## Aim of the exercise
Below are some entries. Output each one exactly as it appears.
Begin Recorded data
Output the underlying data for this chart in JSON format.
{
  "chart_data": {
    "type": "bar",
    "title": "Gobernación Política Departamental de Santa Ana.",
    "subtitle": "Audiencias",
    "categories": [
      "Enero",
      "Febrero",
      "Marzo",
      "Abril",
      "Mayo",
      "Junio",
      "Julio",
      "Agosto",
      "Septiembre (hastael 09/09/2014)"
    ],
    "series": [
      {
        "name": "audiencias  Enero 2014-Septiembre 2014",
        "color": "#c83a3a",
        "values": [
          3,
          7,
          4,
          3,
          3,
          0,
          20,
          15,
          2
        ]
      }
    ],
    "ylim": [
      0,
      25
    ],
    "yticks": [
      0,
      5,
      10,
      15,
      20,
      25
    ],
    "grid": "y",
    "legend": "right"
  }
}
End Recorded data
## Exercise answer
Output the underlying data for this chart in JSON format.
{
  "chart_data": {
    "type": "bar",
    "title": "Gobernación Política Departamental de Santa Ana.",
    "subtitle": "Audiencias",
    "categories": [
      "Enero",
      "Febrero",
      "Marzo",
      "Abril",
      "Mayo",
      "Junio",
      "Julio",
      "Agosto",
      "Septiembre (hastael 09/09/2014)"
    ],
    "series": [
      {
        "name": "audiencias  Enero 2014-Septiembre 2014",
        "color": "#c83a3a",
        "values": [
          3,
          7,
          4,
          3,
          3,
          0,
          20,
          15,
          2
        ]
      }
    ],
    "ylim": [
      0,
      25
    ],
    "yticks": [
      0,
      5,
      10,
      15,
      20,
      25
    ],
    "grid": "y",
    "legend": "right"
  }
}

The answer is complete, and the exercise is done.